▼
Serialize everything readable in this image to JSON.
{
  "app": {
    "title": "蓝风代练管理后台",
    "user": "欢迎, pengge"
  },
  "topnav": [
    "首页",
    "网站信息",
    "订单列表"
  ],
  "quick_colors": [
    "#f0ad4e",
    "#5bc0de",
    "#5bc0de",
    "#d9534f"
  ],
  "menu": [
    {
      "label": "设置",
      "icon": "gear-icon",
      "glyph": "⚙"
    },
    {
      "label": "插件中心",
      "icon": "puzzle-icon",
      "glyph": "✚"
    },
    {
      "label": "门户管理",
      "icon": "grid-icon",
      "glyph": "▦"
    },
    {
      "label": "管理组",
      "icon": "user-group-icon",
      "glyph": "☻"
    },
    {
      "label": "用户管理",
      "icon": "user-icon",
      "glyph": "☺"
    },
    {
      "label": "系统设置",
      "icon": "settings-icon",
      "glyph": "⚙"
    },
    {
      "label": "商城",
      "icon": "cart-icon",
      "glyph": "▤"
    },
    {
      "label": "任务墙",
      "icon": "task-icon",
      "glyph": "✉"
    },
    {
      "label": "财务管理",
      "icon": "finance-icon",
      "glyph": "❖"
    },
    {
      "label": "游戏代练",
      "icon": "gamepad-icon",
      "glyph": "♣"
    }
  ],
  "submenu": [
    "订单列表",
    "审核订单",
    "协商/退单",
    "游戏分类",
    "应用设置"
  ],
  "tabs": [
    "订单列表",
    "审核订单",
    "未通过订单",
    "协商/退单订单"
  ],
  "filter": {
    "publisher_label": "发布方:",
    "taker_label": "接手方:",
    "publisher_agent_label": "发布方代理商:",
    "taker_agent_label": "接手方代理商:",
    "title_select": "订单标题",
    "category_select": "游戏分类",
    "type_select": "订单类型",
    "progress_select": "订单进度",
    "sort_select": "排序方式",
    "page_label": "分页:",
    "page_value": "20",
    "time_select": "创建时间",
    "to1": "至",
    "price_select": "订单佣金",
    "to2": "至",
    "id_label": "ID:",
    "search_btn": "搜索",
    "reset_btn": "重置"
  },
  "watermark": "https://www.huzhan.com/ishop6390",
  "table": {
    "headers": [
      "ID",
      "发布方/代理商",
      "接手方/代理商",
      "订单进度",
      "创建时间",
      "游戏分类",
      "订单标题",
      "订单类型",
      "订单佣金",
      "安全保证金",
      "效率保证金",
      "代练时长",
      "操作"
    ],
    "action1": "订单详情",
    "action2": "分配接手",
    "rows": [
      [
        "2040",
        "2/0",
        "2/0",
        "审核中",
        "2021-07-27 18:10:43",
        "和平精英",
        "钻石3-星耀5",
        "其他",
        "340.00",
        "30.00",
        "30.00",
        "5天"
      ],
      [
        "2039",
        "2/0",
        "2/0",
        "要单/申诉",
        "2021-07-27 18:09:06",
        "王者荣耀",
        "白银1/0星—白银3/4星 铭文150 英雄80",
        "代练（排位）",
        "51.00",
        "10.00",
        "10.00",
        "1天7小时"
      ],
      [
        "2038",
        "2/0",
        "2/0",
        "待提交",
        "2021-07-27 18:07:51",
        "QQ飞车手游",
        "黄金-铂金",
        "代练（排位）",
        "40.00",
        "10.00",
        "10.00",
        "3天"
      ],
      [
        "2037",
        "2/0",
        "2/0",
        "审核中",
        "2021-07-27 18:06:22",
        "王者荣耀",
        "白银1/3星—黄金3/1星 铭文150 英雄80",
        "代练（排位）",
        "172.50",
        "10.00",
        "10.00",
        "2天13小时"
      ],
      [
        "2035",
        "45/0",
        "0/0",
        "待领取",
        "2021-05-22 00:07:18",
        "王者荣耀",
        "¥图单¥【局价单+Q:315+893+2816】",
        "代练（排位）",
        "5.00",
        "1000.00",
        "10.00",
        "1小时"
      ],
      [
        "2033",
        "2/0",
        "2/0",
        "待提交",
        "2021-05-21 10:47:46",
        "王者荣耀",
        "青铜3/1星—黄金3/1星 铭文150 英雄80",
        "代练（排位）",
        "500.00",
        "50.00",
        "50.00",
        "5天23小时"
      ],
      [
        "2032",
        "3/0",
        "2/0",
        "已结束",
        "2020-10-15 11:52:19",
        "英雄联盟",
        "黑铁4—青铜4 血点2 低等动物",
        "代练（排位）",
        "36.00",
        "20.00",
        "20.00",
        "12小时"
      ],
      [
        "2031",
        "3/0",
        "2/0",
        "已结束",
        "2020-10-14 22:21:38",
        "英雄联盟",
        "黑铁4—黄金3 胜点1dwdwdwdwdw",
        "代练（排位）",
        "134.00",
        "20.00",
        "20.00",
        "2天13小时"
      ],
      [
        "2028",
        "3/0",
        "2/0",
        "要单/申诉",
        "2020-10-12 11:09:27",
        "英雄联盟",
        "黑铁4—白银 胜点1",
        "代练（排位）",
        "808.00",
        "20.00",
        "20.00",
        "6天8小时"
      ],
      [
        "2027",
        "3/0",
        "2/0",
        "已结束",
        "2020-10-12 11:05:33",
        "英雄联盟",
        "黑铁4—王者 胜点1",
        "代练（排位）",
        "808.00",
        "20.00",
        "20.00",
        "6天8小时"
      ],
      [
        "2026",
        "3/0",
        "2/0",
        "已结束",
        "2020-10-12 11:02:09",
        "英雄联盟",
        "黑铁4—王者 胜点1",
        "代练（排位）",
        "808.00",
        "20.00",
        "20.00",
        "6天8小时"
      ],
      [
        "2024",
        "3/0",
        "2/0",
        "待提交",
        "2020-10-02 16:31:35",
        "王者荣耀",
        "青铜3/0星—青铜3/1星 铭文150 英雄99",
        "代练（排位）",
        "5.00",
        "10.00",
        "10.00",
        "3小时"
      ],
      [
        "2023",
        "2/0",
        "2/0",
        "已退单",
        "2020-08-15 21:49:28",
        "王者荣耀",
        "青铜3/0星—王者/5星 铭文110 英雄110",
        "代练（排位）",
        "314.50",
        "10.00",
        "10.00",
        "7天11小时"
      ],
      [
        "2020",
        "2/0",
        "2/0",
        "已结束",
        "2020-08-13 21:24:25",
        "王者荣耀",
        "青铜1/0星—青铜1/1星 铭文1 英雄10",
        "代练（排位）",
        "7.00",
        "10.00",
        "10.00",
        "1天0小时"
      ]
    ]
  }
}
▲
Exercise instructions — Copy out every line of the listing that contains the string "icon".

Problem solution —
      "icon": "gear-icon",
      "icon": "puzzle-icon",
      "icon": "grid-icon",
      "icon": "user-group-icon",
      "icon": "user-icon",
      "icon": "settings-icon",
      "icon": "cart-icon",
      "icon": "task-icon",
      "icon": "finance-icon",
      "icon": "gamepad-icon",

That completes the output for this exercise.